Figure contents as structured data:
'''

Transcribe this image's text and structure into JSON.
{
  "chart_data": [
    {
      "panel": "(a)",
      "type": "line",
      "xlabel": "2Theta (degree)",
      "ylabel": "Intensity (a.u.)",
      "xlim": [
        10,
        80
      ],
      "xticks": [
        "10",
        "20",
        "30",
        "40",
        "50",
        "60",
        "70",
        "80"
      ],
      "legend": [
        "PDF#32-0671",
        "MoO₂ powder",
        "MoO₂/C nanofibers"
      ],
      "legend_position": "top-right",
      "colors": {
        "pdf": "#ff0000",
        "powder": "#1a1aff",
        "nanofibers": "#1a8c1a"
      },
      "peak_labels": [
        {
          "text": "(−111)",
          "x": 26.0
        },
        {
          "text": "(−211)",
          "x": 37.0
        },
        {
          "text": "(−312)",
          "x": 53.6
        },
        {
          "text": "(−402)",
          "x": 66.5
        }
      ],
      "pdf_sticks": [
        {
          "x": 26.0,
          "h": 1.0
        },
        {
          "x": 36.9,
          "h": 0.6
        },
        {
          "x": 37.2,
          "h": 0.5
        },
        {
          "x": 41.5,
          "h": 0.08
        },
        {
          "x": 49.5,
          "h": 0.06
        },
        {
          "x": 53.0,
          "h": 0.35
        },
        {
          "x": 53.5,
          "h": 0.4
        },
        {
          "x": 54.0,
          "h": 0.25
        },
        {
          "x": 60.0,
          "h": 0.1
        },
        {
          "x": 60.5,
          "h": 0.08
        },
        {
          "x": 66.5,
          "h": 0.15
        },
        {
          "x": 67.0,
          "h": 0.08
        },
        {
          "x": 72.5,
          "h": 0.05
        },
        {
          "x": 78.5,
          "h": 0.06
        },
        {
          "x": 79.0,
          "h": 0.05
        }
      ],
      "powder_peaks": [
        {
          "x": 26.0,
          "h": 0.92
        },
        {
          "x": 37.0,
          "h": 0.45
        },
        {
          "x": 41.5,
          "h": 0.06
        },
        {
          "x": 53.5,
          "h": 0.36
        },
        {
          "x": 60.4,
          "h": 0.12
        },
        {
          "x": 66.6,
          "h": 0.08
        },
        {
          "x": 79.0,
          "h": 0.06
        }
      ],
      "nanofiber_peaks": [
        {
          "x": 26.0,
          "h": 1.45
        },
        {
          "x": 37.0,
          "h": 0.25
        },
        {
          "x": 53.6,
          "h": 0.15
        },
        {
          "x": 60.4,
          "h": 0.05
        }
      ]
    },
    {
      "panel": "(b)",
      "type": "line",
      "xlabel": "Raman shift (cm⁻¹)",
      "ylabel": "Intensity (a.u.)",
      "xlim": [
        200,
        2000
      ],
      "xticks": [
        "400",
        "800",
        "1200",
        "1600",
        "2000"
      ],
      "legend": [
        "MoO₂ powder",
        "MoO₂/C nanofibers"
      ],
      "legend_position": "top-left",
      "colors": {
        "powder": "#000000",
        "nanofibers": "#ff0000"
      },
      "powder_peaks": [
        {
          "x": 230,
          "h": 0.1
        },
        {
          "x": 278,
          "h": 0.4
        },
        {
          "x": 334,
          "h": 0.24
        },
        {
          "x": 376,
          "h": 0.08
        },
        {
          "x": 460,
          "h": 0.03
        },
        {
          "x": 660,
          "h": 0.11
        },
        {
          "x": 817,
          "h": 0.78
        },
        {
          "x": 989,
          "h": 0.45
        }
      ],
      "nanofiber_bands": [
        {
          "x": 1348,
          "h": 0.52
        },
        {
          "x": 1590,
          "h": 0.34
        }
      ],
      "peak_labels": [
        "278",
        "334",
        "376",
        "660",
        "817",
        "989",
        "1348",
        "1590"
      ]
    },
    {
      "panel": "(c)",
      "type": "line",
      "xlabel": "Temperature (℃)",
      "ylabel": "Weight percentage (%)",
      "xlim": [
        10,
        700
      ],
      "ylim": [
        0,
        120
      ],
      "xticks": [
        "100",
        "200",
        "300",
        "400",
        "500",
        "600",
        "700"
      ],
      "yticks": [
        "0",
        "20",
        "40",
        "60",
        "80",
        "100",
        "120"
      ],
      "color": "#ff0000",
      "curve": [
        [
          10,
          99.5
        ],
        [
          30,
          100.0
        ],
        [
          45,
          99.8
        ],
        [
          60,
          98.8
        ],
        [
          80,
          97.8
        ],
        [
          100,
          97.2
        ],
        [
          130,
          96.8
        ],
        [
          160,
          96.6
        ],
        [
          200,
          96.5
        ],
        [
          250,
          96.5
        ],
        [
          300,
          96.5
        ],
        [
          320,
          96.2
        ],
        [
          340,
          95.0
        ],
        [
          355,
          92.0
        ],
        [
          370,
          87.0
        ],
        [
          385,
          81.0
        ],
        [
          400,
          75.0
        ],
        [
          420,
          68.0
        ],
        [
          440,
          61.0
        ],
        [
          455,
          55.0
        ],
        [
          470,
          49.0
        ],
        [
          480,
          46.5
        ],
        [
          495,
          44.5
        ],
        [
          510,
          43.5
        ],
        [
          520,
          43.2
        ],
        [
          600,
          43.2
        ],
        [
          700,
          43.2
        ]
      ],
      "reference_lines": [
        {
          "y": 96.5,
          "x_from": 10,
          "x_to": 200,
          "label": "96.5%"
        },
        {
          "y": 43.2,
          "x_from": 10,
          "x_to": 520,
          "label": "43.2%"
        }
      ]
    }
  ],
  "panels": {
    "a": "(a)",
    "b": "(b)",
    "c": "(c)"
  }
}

'''

To do:
Above are the records. Copy every line in them holding "xlabel".

Right answer:
      "xlabel": "2Theta (degree)",
      "xlabel": "Raman shift (cm⁻¹)",
      "xlabel": "Temperature (℃)",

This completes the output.